[Start]
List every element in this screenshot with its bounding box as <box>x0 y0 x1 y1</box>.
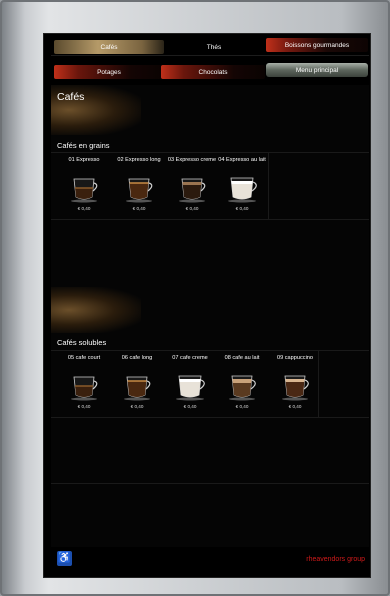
solubles-title: Cafés solubles <box>57 338 107 347</box>
product-price: € 0,40 <box>185 206 199 211</box>
product-label: 09 cappuccino <box>276 355 314 361</box>
product-label: 07 cafe creme <box>172 355 208 361</box>
product-price: € 0,40 <box>130 404 144 409</box>
milk-coffee-cup-icon <box>176 375 205 401</box>
product-cappuccino[interactable]: 09 cappuccino € 0,40 <box>269 355 321 409</box>
solubles-section: Cafés solubles <box>51 287 369 557</box>
product-expresso-long[interactable]: 02 Expresso long € 0,40 <box>113 157 165 211</box>
tab-cafes[interactable]: Cafés <box>54 40 164 54</box>
tab-thes-label: Thés <box>206 43 222 51</box>
product-label: 08 cafe au lait <box>224 355 260 361</box>
product-label: 02 Expresso long <box>117 157 161 163</box>
product-price: € 0,40 <box>235 404 249 409</box>
touch-screen: Cafés Thés Boissons gourmandes Potages C… <box>43 33 371 578</box>
product-label: 06 cafe long <box>121 355 153 361</box>
product-expresso[interactable]: 01 Expresso € 0,40 <box>58 157 110 211</box>
product-price: € 0,40 <box>183 404 197 409</box>
espresso-cup-icon <box>71 376 98 401</box>
grains-title: Cafés en grains <box>57 141 110 150</box>
tab-boissons-label: Boissons gourmandes <box>284 41 350 49</box>
machine-bezel: Cafés Thés Boissons gourmandes Potages C… <box>0 0 390 596</box>
tab-cafes-label: Cafés <box>100 43 118 51</box>
product-cafe-au-lait[interactable]: 08 cafe au lait € 0,40 <box>216 355 268 409</box>
tab-chocolats-label: Chocolats <box>198 68 228 76</box>
product-price: € 0,40 <box>132 206 146 211</box>
grid-line <box>51 350 369 351</box>
tab-divider <box>51 55 369 56</box>
tab-potages[interactable]: Potages <box>54 65 164 79</box>
main-menu-button[interactable]: Menu principal <box>266 63 368 77</box>
product-label: 04 Expresso au lait <box>218 157 266 163</box>
product-price: € 0,40 <box>235 206 249 211</box>
solubles-glow <box>51 287 141 333</box>
grid-vline <box>268 152 269 219</box>
grid-line <box>51 417 369 418</box>
product-expresso-creme[interactable]: 03 Expresso creme € 0,40 <box>166 157 218 211</box>
product-cafe-court[interactable]: 05 cafe court € 0,40 <box>58 355 110 409</box>
wheelchair-icon[interactable]: ♿ <box>57 551 72 566</box>
grid-line <box>51 483 369 484</box>
product-cafe-long[interactable]: 06 cafe long € 0,40 <box>111 355 163 409</box>
main-menu-label: Menu principal <box>295 66 339 74</box>
tab-thes[interactable]: Thés <box>164 40 264 54</box>
espresso-cup-icon <box>71 178 98 203</box>
cappuccino-cup-icon <box>282 375 309 401</box>
long-coffee-cup-icon <box>124 376 151 401</box>
grid-line <box>51 152 369 153</box>
brand-label: rheavendors group <box>306 556 365 563</box>
product-cafe-creme[interactable]: 07 cafe creme € 0,40 <box>164 355 216 409</box>
tab-potages-label: Potages <box>97 68 121 76</box>
grid-line <box>51 219 369 220</box>
product-label: 03 Expresso creme <box>167 157 217 163</box>
cafe-au-lait-cup-icon <box>229 375 256 401</box>
footer-bar: ♿ rheavendors group <box>51 547 369 573</box>
product-price: € 0,40 <box>77 206 91 211</box>
creme-cup-icon <box>179 178 206 203</box>
product-price: € 0,40 <box>77 404 91 409</box>
product-expresso-au-lait[interactable]: 04 Expresso au lait € 0,40 <box>216 157 268 211</box>
product-label: 01 Expresso <box>68 157 100 163</box>
tab-boissons-gourmandes[interactable]: Boissons gourmandes <box>266 38 368 52</box>
page-title: Cafés <box>57 91 85 103</box>
product-label: 05 cafe court <box>67 355 101 361</box>
milk-coffee-cup-icon <box>228 177 257 203</box>
tab-chocolats[interactable]: Chocolats <box>161 65 265 79</box>
product-price: € 0,40 <box>288 404 302 409</box>
long-coffee-cup-icon <box>126 178 153 203</box>
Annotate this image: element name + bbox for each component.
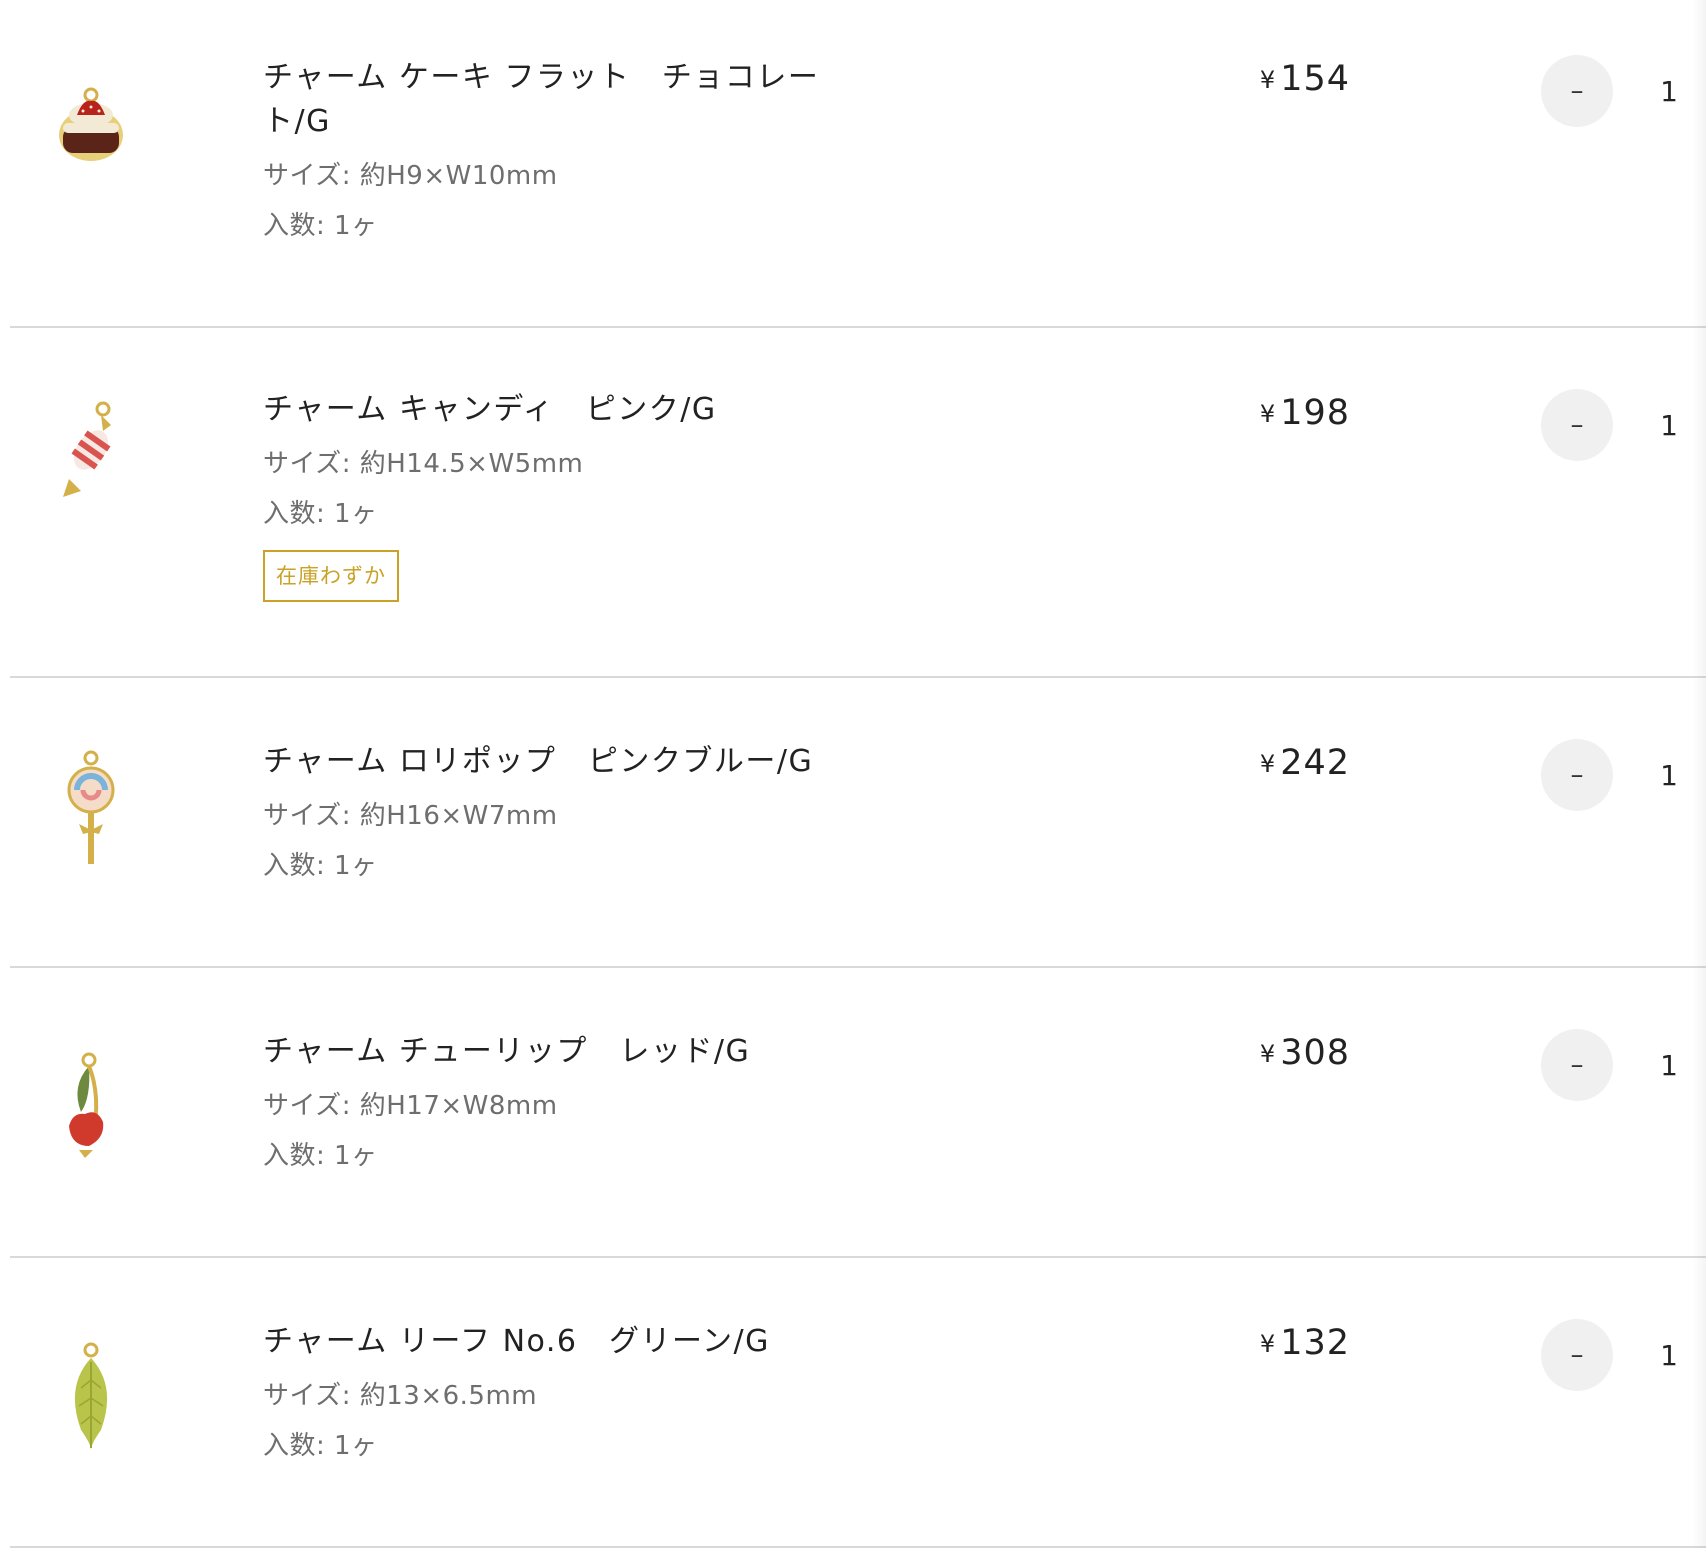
[End]
» **DIRECTION**
Copy all of the material above line for line, without changing anything, and leave out the pictures.

» **WORKED ANSWER**
List every element in this screenshot with its bounding box as <box>x0 y0 x1 y1</box>.
solubles-title: Cafés solubles <box>57 338 107 347</box>
product-price: € 0,40 <box>185 206 199 211</box>
product-label: 09 cappuccino <box>276 355 314 361</box>
product-label: 07 cafe creme <box>172 355 208 361</box>
product-price: € 0,40 <box>130 404 144 409</box>
milk-coffee-cup-icon <box>176 375 205 401</box>
product-cappuccino[interactable]: 09 cappuccino € 0,40 <box>269 355 321 409</box>
solubles-section: Cafés solubles <box>51 287 369 557</box>
product-expresso-long[interactable]: 02 Expresso long € 0,40 <box>113 157 165 211</box>
tab-cafes[interactable]: Cafés <box>54 40 164 54</box>
tab-thes-label: Thés <box>206 43 222 51</box>
product-label: 08 cafe au lait <box>224 355 260 361</box>
product-label: 02 Expresso long <box>117 157 161 163</box>
product-price: € 0,40 <box>235 404 249 409</box>
touch-screen: Cafés Thés Boissons gourmandes Potages C… <box>43 33 371 578</box>
product-label: 06 cafe long <box>121 355 153 361</box>
product-expresso[interactable]: 01 Expresso € 0,40 <box>58 157 110 211</box>
product-price: € 0,40 <box>183 404 197 409</box>
espresso-cup-icon <box>71 376 98 401</box>
grains-title: Cafés en grains <box>57 141 110 150</box>
tab-boissons-label: Boissons gourmandes <box>284 41 350 49</box>
machine-bezel: Cafés Thés Boissons gourmandes Potages C… <box>0 0 390 596</box>
tab-cafes-label: Cafés <box>100 43 118 51</box>
product-cafe-au-lait[interactable]: 08 cafe au lait € 0,40 <box>216 355 268 409</box>
tab-chocolats-label: Chocolats <box>198 68 228 76</box>
product-price: € 0,40 <box>132 206 146 211</box>
grid-line <box>51 350 369 351</box>
tab-divider <box>51 55 369 56</box>
tab-potages[interactable]: Potages <box>54 65 164 79</box>
main-menu-button[interactable]: Menu principal <box>266 63 368 77</box>
product-label: 04 Expresso au lait <box>218 157 266 163</box>
product-price: € 0,40 <box>235 206 249 211</box>
solubles-glow <box>51 287 141 333</box>
grid-vline <box>268 152 269 219</box>
grid-line <box>51 417 369 418</box>
product-expresso-creme[interactable]: 03 Expresso creme € 0,40 <box>166 157 218 211</box>
product-cafe-court[interactable]: 05 cafe court € 0,40 <box>58 355 110 409</box>
wheelchair-icon[interactable]: ♿ <box>57 551 72 566</box>
grid-line <box>51 483 369 484</box>
product-cafe-long[interactable]: 06 cafe long € 0,40 <box>111 355 163 409</box>
main-menu-label: Menu principal <box>295 66 339 74</box>
tab-thes[interactable]: Thés <box>164 40 264 54</box>
espresso-cup-icon <box>71 178 98 203</box>
cappuccino-cup-icon <box>282 375 309 401</box>
long-coffee-cup-icon <box>124 376 151 401</box>
grid-line <box>51 152 369 153</box>
brand-label: rheavendors group <box>306 556 365 563</box>
product-cafe-creme[interactable]: 07 cafe creme € 0,40 <box>164 355 216 409</box>
tab-potages-label: Potages <box>97 68 121 76</box>
grid-line <box>51 219 369 220</box>
product-label: 03 Expresso creme <box>167 157 217 163</box>
cafe-au-lait-cup-icon <box>229 375 256 401</box>
footer-bar: ♿ rheavendors group <box>51 547 369 573</box>
product-price: € 0,40 <box>77 206 91 211</box>
creme-cup-icon <box>179 178 206 203</box>
product-price: € 0,40 <box>77 404 91 409</box>
product-expresso-au-lait[interactable]: 04 Expresso au lait € 0,40 <box>216 157 268 211</box>
product-label: 01 Expresso <box>68 157 100 163</box>
tab-boissons-gourmandes[interactable]: Boissons gourmandes <box>266 38 368 52</box>
page-title: Cafés <box>57 91 85 103</box>
product-label: 05 cafe court <box>67 355 101 361</box>
milk-coffee-cup-icon <box>228 177 257 203</box>
tab-chocolats[interactable]: Chocolats <box>161 65 265 79</box>
product-price: € 0,40 <box>288 404 302 409</box>
long-coffee-cup-icon <box>126 178 153 203</box>
Annotate this image: element name + bbox for each component.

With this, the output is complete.